> _What you should do_
Determine how many lines contain the string "ylabel" and reply with that number alone.

> _Material provided_
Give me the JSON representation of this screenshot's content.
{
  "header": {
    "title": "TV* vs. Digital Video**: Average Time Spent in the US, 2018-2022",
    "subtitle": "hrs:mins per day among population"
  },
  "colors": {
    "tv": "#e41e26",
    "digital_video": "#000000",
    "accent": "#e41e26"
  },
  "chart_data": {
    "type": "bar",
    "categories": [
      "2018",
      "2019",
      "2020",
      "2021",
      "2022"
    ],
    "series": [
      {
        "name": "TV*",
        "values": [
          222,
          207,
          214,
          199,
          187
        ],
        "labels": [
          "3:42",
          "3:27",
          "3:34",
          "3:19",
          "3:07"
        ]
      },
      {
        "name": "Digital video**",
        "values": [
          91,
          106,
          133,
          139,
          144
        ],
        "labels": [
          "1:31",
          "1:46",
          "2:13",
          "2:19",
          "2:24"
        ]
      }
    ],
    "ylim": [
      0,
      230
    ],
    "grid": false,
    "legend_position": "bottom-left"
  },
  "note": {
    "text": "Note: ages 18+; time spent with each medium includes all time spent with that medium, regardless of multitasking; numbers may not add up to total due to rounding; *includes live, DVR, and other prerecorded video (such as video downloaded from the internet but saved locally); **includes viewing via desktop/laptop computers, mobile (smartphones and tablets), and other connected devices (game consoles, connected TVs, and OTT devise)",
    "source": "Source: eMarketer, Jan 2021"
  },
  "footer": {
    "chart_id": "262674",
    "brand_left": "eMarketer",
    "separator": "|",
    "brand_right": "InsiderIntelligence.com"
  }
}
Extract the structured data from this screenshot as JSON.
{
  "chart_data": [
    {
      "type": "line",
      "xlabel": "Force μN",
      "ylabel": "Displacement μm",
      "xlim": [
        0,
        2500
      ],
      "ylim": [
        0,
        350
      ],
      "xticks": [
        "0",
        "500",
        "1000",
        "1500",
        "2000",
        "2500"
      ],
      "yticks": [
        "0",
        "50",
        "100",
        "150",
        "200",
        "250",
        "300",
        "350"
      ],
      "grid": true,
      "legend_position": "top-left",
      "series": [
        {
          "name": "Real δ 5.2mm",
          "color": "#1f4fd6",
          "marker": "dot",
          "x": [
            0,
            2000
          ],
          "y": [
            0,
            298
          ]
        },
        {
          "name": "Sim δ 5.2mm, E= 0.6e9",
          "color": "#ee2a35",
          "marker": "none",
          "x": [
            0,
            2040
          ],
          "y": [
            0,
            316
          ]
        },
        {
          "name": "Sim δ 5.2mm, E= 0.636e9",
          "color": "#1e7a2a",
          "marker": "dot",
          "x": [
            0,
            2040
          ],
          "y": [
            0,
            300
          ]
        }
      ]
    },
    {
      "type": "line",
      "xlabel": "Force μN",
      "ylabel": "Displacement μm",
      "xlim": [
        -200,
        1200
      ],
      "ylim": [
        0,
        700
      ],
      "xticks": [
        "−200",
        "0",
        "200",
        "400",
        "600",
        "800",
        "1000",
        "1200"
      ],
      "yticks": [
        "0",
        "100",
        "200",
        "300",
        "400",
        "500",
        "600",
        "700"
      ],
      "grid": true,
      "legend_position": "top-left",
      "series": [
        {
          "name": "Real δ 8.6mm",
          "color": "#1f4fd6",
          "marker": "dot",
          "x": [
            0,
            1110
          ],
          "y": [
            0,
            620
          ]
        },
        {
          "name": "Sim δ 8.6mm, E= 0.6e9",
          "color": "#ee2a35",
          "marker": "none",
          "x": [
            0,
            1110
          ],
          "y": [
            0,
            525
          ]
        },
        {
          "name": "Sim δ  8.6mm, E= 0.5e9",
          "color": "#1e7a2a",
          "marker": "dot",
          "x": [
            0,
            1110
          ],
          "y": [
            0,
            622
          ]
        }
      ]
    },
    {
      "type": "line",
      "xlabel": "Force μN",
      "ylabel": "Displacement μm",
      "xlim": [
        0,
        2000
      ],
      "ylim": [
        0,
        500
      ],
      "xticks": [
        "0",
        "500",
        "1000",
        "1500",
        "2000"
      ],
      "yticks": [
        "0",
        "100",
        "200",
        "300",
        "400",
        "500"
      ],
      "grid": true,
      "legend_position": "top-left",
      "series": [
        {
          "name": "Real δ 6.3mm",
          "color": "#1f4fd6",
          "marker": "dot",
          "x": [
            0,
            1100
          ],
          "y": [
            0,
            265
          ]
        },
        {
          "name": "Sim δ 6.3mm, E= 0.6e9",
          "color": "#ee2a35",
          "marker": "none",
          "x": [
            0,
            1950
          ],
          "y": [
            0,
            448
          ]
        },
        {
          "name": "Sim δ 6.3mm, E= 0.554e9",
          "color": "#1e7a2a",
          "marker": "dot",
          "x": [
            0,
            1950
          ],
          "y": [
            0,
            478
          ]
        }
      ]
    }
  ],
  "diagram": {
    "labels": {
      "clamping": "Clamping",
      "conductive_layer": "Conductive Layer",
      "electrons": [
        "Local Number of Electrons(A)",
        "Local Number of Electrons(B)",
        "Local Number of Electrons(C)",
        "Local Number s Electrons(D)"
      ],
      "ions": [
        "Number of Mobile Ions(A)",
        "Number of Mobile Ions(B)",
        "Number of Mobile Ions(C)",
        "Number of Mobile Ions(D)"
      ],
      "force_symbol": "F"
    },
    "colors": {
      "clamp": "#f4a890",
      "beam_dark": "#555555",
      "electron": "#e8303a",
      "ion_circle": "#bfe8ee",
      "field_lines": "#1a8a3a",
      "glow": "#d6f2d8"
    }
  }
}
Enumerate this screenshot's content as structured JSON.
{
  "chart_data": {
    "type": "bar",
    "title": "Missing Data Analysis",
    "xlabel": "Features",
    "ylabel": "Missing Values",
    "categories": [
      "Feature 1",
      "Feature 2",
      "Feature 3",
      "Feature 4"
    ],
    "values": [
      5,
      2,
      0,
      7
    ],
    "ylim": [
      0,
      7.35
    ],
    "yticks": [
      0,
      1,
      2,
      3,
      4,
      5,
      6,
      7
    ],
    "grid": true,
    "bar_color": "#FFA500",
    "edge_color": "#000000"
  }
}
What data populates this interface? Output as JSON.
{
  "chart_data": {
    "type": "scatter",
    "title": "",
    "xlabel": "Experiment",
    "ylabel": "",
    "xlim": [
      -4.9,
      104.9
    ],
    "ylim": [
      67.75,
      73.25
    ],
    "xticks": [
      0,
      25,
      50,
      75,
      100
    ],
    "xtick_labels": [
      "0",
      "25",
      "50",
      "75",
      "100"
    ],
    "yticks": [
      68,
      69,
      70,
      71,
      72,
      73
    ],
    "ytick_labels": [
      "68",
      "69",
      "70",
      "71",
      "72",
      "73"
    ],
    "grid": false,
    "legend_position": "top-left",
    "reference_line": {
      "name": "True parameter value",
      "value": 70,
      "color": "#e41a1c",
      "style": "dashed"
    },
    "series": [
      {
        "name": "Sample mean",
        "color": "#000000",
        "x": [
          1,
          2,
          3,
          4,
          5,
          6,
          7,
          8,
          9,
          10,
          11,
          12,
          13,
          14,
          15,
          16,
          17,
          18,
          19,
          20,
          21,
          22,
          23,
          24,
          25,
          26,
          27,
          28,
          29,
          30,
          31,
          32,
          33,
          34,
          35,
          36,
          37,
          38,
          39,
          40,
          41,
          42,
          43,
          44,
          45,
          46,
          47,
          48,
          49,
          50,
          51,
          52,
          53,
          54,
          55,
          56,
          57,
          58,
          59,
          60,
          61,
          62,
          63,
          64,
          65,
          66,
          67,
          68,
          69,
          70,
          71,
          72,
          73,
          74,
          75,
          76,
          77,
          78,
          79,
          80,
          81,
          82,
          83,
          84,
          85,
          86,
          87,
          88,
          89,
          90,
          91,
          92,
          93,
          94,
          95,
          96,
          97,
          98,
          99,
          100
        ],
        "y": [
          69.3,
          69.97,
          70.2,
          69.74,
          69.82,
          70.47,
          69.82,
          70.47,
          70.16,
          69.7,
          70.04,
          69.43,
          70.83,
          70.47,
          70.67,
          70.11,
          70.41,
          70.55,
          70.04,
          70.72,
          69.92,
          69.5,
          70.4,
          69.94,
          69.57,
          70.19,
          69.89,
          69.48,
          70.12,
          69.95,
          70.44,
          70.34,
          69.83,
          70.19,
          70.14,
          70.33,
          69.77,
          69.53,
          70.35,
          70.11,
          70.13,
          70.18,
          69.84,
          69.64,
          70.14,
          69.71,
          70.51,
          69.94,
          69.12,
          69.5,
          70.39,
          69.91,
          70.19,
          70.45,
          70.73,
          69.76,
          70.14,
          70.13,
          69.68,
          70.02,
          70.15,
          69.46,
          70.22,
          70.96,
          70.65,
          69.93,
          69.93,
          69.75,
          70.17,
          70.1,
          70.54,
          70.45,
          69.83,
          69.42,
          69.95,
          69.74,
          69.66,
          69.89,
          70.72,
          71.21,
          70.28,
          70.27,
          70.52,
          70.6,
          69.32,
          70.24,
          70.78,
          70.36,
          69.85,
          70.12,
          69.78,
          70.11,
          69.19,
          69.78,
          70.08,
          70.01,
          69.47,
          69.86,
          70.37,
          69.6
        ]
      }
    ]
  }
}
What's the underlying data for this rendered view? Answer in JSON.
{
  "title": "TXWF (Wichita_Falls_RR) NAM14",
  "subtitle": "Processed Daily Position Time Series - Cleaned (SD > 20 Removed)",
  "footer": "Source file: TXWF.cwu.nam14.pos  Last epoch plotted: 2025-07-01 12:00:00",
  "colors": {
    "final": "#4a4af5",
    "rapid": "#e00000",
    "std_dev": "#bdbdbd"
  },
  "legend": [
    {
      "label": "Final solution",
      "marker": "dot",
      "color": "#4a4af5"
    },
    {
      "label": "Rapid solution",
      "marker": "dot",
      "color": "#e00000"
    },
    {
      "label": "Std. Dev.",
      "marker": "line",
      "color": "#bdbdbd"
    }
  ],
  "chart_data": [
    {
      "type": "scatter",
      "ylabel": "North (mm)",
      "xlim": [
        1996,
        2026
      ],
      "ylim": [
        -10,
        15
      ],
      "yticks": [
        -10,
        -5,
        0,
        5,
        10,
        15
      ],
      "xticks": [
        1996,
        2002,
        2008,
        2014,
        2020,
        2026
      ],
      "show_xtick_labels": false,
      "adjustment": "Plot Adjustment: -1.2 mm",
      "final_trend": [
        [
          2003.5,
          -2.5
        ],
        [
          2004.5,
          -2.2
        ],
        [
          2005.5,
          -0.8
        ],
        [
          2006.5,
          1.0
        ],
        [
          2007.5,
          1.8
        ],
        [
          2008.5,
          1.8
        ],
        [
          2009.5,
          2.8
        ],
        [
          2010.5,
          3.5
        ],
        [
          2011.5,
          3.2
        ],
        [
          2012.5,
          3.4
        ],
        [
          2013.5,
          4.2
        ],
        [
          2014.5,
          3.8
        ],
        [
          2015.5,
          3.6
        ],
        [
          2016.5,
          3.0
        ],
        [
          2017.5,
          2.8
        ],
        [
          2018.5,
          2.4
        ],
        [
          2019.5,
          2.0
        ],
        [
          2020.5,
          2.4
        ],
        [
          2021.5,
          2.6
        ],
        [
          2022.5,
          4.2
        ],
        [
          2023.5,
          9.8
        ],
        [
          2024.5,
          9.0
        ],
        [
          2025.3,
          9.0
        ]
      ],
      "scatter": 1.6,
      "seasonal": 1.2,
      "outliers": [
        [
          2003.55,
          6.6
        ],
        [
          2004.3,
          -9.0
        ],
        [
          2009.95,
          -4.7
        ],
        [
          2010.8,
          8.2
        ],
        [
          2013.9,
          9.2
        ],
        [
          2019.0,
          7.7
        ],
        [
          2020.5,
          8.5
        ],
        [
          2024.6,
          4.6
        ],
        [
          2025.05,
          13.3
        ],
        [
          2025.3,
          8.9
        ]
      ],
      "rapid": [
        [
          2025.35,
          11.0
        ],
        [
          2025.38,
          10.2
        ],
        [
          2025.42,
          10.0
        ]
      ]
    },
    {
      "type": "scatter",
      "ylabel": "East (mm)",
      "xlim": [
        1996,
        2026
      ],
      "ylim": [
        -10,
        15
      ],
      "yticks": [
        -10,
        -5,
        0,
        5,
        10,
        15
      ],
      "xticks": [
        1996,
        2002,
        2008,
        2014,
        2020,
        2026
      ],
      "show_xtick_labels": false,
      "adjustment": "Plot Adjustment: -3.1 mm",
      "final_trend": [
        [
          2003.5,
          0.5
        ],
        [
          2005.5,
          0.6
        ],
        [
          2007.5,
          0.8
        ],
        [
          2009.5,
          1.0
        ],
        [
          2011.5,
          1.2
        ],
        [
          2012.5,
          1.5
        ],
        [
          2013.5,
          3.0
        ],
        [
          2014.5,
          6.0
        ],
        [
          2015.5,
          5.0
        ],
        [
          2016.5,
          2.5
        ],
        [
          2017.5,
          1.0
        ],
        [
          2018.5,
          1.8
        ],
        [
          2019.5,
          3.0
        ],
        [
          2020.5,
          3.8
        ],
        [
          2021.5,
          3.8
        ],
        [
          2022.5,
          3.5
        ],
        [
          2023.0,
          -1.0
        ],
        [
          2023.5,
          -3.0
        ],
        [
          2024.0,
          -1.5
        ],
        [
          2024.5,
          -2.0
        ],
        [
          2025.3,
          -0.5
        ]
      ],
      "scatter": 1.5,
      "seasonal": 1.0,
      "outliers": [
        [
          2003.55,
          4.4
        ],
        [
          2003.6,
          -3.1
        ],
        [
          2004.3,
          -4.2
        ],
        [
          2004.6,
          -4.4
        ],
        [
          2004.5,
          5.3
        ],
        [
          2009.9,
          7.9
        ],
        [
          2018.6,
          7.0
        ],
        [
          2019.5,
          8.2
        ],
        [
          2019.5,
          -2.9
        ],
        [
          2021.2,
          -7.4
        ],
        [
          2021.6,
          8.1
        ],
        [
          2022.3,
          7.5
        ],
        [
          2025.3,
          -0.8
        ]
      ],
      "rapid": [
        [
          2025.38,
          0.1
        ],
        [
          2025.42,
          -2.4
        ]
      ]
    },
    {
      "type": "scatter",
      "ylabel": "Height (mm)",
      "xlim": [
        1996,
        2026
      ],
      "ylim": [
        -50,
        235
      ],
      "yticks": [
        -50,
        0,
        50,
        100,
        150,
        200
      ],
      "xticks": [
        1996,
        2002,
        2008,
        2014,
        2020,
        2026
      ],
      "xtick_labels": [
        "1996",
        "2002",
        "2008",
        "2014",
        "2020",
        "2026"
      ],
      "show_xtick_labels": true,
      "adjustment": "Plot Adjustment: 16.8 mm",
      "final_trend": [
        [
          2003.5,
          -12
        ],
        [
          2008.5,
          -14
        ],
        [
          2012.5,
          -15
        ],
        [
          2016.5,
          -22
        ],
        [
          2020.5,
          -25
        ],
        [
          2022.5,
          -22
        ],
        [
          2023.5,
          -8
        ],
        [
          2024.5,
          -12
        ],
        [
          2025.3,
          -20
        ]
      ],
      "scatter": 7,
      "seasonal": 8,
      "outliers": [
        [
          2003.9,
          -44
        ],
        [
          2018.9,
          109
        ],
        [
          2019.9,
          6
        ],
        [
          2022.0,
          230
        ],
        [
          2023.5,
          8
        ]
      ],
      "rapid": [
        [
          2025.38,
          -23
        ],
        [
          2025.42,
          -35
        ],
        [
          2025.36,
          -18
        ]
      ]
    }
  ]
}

> _Result of this exercise_
8